**Records for this exercise**
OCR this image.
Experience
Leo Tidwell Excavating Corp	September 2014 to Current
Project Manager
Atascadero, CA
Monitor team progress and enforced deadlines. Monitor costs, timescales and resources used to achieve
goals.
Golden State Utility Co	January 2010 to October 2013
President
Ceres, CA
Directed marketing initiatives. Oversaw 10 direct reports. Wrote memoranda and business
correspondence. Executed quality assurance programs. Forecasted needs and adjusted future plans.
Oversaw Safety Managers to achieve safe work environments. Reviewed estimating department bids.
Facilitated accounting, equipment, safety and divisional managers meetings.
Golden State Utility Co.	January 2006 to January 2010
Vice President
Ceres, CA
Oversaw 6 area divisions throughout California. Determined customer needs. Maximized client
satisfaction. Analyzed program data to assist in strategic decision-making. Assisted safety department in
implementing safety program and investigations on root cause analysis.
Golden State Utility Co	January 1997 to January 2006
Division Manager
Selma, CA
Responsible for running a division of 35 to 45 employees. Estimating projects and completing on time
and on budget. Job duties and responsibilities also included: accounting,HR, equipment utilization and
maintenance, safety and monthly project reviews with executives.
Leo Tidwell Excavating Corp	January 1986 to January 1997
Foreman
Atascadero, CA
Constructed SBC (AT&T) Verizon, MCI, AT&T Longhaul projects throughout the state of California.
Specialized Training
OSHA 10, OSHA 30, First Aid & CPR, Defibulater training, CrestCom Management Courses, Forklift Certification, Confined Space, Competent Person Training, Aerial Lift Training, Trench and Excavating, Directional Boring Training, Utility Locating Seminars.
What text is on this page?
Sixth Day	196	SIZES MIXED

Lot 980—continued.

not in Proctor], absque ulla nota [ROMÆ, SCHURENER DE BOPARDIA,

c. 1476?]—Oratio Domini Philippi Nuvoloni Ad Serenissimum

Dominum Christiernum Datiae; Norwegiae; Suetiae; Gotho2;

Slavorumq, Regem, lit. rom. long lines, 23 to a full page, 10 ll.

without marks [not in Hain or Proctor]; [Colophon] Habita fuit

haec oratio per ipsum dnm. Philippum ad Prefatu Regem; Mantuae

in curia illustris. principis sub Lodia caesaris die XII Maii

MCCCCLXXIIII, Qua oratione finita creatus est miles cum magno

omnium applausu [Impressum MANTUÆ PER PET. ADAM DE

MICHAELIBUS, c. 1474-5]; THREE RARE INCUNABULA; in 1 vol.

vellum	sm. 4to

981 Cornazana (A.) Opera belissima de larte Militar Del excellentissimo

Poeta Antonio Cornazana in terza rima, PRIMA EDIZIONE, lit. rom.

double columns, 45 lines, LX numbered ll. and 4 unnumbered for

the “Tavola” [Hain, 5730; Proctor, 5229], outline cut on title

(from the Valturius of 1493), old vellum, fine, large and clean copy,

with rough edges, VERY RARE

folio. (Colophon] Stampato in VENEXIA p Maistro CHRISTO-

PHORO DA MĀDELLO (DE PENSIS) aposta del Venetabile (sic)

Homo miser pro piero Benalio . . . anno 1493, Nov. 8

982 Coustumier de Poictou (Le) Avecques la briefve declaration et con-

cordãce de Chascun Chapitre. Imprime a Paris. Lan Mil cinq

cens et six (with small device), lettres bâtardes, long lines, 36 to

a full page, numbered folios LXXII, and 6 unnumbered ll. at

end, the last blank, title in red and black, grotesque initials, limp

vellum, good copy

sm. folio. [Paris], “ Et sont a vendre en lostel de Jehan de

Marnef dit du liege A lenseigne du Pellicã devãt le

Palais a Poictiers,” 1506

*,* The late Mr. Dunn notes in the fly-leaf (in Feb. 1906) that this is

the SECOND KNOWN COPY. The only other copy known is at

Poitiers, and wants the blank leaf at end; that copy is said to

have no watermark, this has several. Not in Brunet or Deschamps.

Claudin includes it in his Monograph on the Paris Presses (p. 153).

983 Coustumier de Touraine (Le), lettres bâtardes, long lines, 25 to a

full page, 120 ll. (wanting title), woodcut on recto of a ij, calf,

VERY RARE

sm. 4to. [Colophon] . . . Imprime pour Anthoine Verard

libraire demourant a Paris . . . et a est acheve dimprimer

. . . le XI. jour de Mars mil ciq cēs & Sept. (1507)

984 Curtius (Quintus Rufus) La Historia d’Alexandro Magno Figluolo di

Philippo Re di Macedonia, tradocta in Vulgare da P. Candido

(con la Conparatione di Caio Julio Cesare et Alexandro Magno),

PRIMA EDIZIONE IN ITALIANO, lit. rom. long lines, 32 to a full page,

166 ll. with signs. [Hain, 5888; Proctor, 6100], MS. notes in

**What the task requires**
Write out the data exactly as it stands.

**The solution**
OCR this image.
Experience
Leo Tidwell Excavating Corp	September 2014 to Current
Project Manager
Atascadero, CA
Monitor team progress and enforced deadlines. Monitor costs, timescales and resources used to achieve
goals.
Golden State Utility Co	January 2010 to October 2013
President
Ceres, CA
Directed marketing initiatives. Oversaw 10 direct reports. Wrote memoranda and business
correspondence. Executed quality assurance programs. Forecasted needs and adjusted future plans.
Oversaw Safety Managers to achieve safe work environments. Reviewed estimating department bids.
Facilitated accounting, equipment, safety and divisional managers meetings.
Golden State Utility Co.	January 2006 to January 2010
Vice President
Ceres, CA
Oversaw 6 area divisions throughout California. Determined customer needs. Maximized client
satisfaction. Analyzed program data to assist in strategic decision-making. Assisted safety department in
implementing safety program and investigations on root cause analysis.
Golden State Utility Co	January 1997 to January 2006
Division Manager
Selma, CA
Responsible for running a division of 35 to 45 employees. Estimating projects and completing on time
and on budget. Job duties and responsibilities also included: accounting,HR, equipment utilization and
maintenance, safety and monthly project reviews with executives.
Leo Tidwell Excavating Corp	January 1986 to January 1997
Foreman
Atascadero, CA
Constructed SBC (AT&T) Verizon, MCI, AT&T Longhaul projects throughout the state of California.
Specialized Training
OSHA 10, OSHA 30, First Aid & CPR, Defibulater training, CrestCom Management Courses, Forklift Certification, Confined Space, Competent Person Training, Aerial Lift Training, Trench and Excavating, Directional Boring Training, Utility Locating Seminars.
What text is on this page?
Sixth Day	196	SIZES MIXED

Lot 980—continued.

not in Proctor], absque ulla nota [ROMÆ, SCHURENER DE BOPARDIA,

c. 1476?]—Oratio Domini Philippi Nuvoloni Ad Serenissimum

Dominum Christiernum Datiae; Norwegiae; Suetiae; Gotho2;

Slavorumq, Regem, lit. rom. long lines, 23 to a full page, 10 ll.

without marks [not in Hain or Proctor]; [Colophon] Habita fuit

haec oratio per ipsum dnm. Philippum ad Prefatu Regem; Mantuae

in curia illustris. principis sub Lodia caesaris die XII Maii

MCCCCLXXIIII, Qua oratione finita creatus est miles cum magno

omnium applausu [Impressum MANTUÆ PER PET. ADAM DE

MICHAELIBUS, c. 1474-5]; THREE RARE INCUNABULA; in 1 vol.

vellum	sm. 4to

981 Cornazana (A.) Opera belissima de larte Militar Del excellentissimo

Poeta Antonio Cornazana in terza rima, PRIMA EDIZIONE, lit. rom.

double columns, 45 lines, LX numbered ll. and 4 unnumbered for

the “Tavola” [Hain, 5730; Proctor, 5229], outline cut on title

(from the Valturius of 1493), old vellum, fine, large and clean copy,

with rough edges, VERY RARE

folio. (Colophon] Stampato in VENEXIA p Maistro CHRISTO-

PHORO DA MĀDELLO (DE PENSIS) aposta del Venetabile (sic)

Homo miser pro piero Benalio . . . anno 1493, Nov. 8

982 Coustumier de Poictou (Le) Avecques la briefve declaration et con-

cordãce de Chascun Chapitre. Imprime a Paris. Lan Mil cinq

cens et six (with small device), lettres bâtardes, long lines, 36 to

a full page, numbered folios LXXII, and 6 unnumbered ll. at

end, the last blank, title in red and black, grotesque initials, limp

vellum, good copy

sm. folio. [Paris], “ Et sont a vendre en lostel de Jehan de

Marnef dit du liege A lenseigne du Pellicã devãt le

Palais a Poictiers,” 1506

*,* The late Mr. Dunn notes in the fly-leaf (in Feb. 1906) that this is

the SECOND KNOWN COPY. The only other copy known is at

Poitiers, and wants the blank leaf at end; that copy is said to

have no watermark, this has several. Not in Brunet or Deschamps.

Claudin includes it in his Monograph on the Paris Presses (p. 153).

983 Coustumier de Touraine (Le), lettres bâtardes, long lines, 25 to a

full page, 120 ll. (wanting title), woodcut on recto of a ij, calf,

VERY RARE

sm. 4to. [Colophon] . . . Imprime pour Anthoine Verard

libraire demourant a Paris . . . et a est acheve dimprimer

. . . le XI. jour de Mars mil ciq cēs & Sept. (1507)

984 Curtius (Quintus Rufus) La Historia d’Alexandro Magno Figluolo di

Philippo Re di Macedonia, tradocta in Vulgare da P. Candido

(con la Conparatione di Caio Julio Cesare et Alexandro Magno),

PRIMA EDIZIONE IN ITALIANO, lit. rom. long lines, 32 to a full page,

166 ll. with signs. [Hain, 5888; Proctor, 6100], MS. notes in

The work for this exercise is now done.